**Records provided:**

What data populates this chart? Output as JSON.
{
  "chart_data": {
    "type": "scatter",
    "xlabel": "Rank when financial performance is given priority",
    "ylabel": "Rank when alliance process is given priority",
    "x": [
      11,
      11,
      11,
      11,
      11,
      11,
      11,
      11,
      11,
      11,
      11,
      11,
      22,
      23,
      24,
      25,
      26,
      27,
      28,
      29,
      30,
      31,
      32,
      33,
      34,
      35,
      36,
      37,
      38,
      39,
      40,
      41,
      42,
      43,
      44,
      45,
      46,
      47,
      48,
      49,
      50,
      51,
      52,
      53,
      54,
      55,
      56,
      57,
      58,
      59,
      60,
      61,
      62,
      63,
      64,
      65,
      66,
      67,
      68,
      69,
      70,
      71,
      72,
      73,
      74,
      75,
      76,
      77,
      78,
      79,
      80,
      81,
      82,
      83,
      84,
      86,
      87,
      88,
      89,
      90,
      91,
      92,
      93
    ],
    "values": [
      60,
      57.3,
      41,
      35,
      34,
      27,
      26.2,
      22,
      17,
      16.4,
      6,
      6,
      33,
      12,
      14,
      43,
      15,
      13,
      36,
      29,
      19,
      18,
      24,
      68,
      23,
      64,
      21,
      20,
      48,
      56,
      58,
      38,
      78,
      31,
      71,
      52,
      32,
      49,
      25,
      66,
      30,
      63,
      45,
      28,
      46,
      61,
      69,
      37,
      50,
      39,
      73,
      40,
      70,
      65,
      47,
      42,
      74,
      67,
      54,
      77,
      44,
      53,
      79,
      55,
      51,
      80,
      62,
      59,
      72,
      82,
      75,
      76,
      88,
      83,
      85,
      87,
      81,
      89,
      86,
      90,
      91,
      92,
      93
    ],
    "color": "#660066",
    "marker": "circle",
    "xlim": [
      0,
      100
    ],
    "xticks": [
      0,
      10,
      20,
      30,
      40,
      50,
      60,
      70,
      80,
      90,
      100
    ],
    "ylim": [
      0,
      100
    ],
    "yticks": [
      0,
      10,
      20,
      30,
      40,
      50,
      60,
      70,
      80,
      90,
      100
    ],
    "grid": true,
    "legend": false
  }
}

**Objective:** Retype the material above, line by line, exactly.

**Full solution:**
What data populates this chart? Output as JSON.
{
  "chart_data": {
    "type": "scatter",
    "xlabel": "Rank when financial performance is given priority",
    "ylabel": "Rank when alliance process is given priority",
    "x": [
      11,
      11,
      11,
      11,
      11,
      11,
      11,
      11,
      11,
      11,
      11,
      11,
      22,
      23,
      24,
      25,
      26,
      27,
      28,
      29,
      30,
      31,
      32,
      33,
      34,
      35,
      36,
      37,
      38,
      39,
      40,
      41,
      42,
      43,
      44,
      45,
      46,
      47,
      48,
      49,
      50,
      51,
      52,
      53,
      54,
      55,
      56,
      57,
      58,
      59,
      60,
      61,
      62,
      63,
      64,
      65,
      66,
      67,
      68,
      69,
      70,
      71,
      72,
      73,
      74,
      75,
      76,
      77,
      78,
      79,
      80,
      81,
      82,
      83,
      84,
      86,
      87,
      88,
      89,
      90,
      91,
      92,
      93
    ],
    "values": [
      60,
      57.3,
      41,
      35,
      34,
      27,
      26.2,
      22,
      17,
      16.4,
      6,
      6,
      33,
      12,
      14,
      43,
      15,
      13,
      36,
      29,
      19,
      18,
      24,
      68,
      23,
      64,
      21,
      20,
      48,
      56,
      58,
      38,
      78,
      31,
      71,
      52,
      32,
      49,
      25,
      66,
      30,
      63,
      45,
      28,
      46,
      61,
      69,
      37,
      50,
      39,
      73,
      40,
      70,
      65,
      47,
      42,
      74,
      67,
      54,
      77,
      44,
      53,
      79,
      55,
      51,
      80,
      62,
      59,
      72,
      82,
      75,
      76,
      88,
      83,
      85,
      87,
      81,
      89,
      86,
      90,
      91,
      92,
      93
    ],
    "color": "#660066",
    "marker": "circle",
    "xlim": [
      0,
      100
    ],
    "xticks": [
      0,
      10,
      20,
      30,
      40,
      50,
      60,
      70,
      80,
      90,
      100
    ],
    "ylim": [
      0,
      100
    ],
    "yticks": [
      0,
      10,
      20,
      30,
      40,
      50,
      60,
      70,
      80,
      90,
      100
    ],
    "grid": true,
    "legend": false
  }
}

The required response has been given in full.